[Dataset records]
########################################

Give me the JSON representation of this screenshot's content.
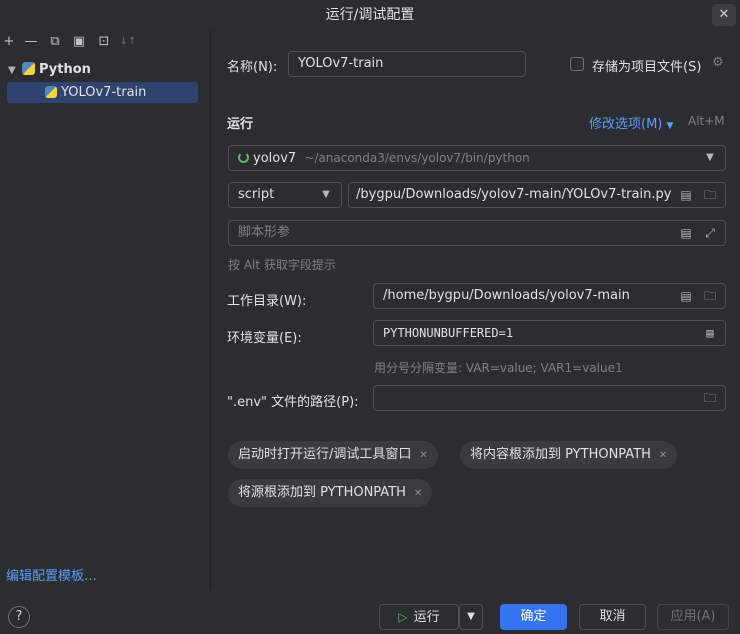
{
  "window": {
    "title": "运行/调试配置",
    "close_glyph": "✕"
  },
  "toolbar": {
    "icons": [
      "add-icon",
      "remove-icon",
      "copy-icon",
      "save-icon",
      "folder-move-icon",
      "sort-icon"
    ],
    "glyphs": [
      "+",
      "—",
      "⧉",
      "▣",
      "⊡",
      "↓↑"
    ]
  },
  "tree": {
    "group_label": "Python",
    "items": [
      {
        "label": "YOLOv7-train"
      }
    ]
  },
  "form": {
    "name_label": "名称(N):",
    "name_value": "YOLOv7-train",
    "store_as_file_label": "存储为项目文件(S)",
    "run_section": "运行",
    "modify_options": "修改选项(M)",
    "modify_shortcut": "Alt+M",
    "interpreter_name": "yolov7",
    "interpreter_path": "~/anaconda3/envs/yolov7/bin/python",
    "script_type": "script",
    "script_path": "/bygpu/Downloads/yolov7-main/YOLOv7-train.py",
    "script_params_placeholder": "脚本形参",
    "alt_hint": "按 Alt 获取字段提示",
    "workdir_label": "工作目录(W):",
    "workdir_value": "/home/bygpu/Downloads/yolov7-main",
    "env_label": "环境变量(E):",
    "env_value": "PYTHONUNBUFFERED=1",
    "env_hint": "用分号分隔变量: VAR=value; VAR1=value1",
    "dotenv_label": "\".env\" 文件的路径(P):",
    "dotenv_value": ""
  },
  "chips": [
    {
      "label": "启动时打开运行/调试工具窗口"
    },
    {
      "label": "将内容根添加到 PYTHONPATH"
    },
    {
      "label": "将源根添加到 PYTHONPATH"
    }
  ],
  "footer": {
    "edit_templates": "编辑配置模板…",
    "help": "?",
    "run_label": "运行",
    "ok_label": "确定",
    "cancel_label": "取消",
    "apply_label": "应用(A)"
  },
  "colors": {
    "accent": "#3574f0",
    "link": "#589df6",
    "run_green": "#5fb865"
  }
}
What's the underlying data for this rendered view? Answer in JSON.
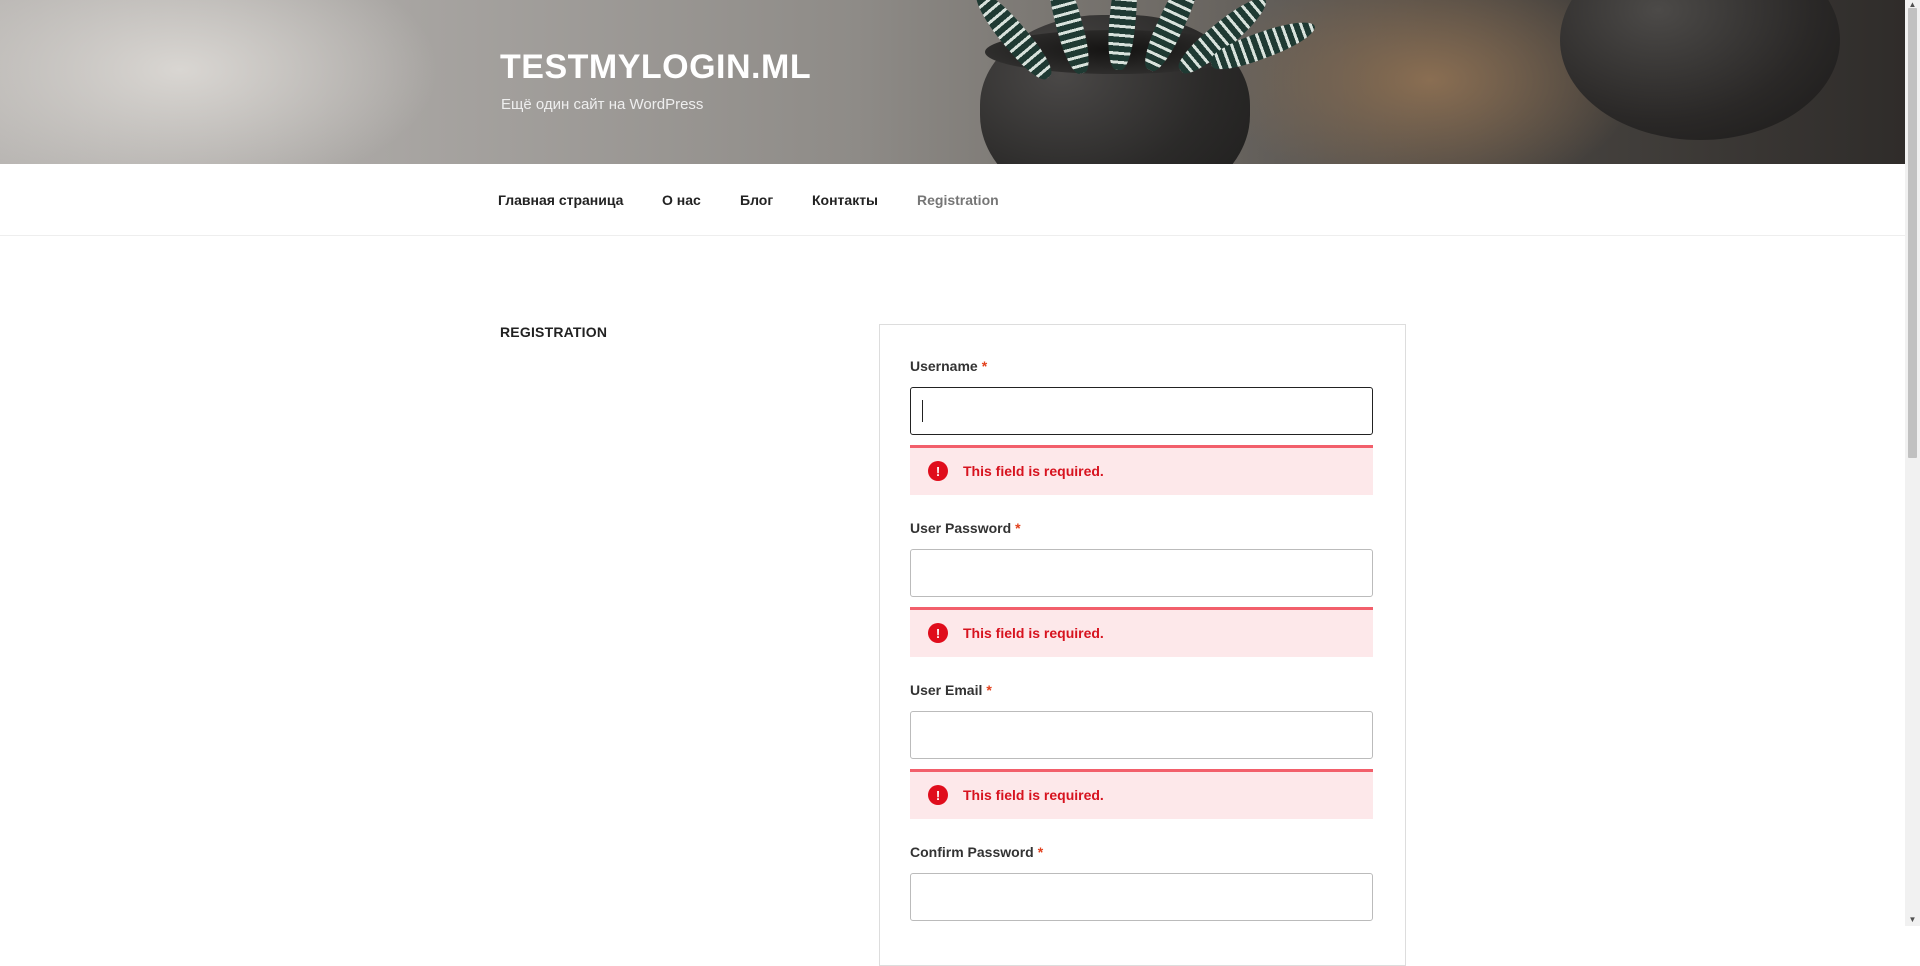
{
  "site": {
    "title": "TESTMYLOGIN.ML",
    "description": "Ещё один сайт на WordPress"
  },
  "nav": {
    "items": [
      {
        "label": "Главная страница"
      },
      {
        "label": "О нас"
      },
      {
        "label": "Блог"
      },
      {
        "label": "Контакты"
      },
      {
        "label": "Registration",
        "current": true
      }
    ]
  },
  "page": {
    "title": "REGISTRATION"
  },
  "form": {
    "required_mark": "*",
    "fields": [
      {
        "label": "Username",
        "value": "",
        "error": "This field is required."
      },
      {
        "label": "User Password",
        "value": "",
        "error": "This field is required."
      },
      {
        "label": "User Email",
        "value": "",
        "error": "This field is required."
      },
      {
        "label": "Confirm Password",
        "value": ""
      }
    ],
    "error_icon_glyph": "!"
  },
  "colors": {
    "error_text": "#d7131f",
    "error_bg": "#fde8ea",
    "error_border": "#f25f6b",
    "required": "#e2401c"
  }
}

########################################

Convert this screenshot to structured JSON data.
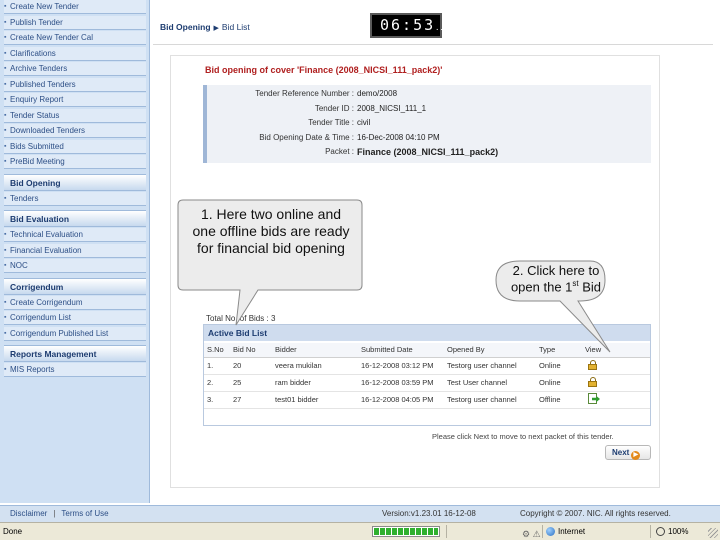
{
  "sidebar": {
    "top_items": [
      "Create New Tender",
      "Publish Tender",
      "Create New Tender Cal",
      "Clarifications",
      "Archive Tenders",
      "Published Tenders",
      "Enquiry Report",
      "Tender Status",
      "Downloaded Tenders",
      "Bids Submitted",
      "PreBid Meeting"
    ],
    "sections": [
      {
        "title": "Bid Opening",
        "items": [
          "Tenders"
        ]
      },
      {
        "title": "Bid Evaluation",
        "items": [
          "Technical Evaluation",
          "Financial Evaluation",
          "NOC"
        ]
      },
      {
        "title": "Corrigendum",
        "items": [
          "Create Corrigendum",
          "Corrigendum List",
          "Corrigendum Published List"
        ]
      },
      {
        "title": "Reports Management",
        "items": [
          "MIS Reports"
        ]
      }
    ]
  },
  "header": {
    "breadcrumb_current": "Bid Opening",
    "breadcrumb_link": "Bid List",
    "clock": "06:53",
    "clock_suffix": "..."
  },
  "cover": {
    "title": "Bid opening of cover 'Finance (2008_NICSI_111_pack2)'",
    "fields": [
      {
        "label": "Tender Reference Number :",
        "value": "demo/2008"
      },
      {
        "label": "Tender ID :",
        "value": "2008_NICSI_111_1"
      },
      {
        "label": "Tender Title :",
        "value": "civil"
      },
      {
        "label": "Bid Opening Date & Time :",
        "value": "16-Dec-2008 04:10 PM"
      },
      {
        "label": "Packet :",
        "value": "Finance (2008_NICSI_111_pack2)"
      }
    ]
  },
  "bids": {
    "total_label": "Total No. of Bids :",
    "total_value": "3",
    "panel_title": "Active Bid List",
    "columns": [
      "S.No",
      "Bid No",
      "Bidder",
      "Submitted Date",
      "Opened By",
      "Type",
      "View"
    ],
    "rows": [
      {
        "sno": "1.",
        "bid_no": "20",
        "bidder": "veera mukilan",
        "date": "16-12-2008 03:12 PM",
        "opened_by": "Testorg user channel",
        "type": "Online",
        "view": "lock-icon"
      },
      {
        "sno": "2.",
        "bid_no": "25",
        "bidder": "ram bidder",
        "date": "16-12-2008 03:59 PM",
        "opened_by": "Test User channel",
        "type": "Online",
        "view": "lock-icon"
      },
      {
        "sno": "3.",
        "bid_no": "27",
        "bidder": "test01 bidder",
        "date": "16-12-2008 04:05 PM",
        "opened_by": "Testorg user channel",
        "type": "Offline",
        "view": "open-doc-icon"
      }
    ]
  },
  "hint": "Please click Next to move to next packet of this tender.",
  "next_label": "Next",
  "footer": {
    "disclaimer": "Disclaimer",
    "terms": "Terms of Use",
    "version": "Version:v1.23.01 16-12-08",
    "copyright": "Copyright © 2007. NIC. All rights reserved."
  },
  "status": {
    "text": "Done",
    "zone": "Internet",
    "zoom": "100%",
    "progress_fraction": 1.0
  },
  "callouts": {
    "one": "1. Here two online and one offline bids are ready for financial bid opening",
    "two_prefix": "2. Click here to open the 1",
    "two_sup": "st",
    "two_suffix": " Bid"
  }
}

########################################

From the listing above, pick out each line where the word "cover" appears.

  "cover": {
    "title": "Bid opening of cover 'Finance (2008_NICSI_111_pack2)'",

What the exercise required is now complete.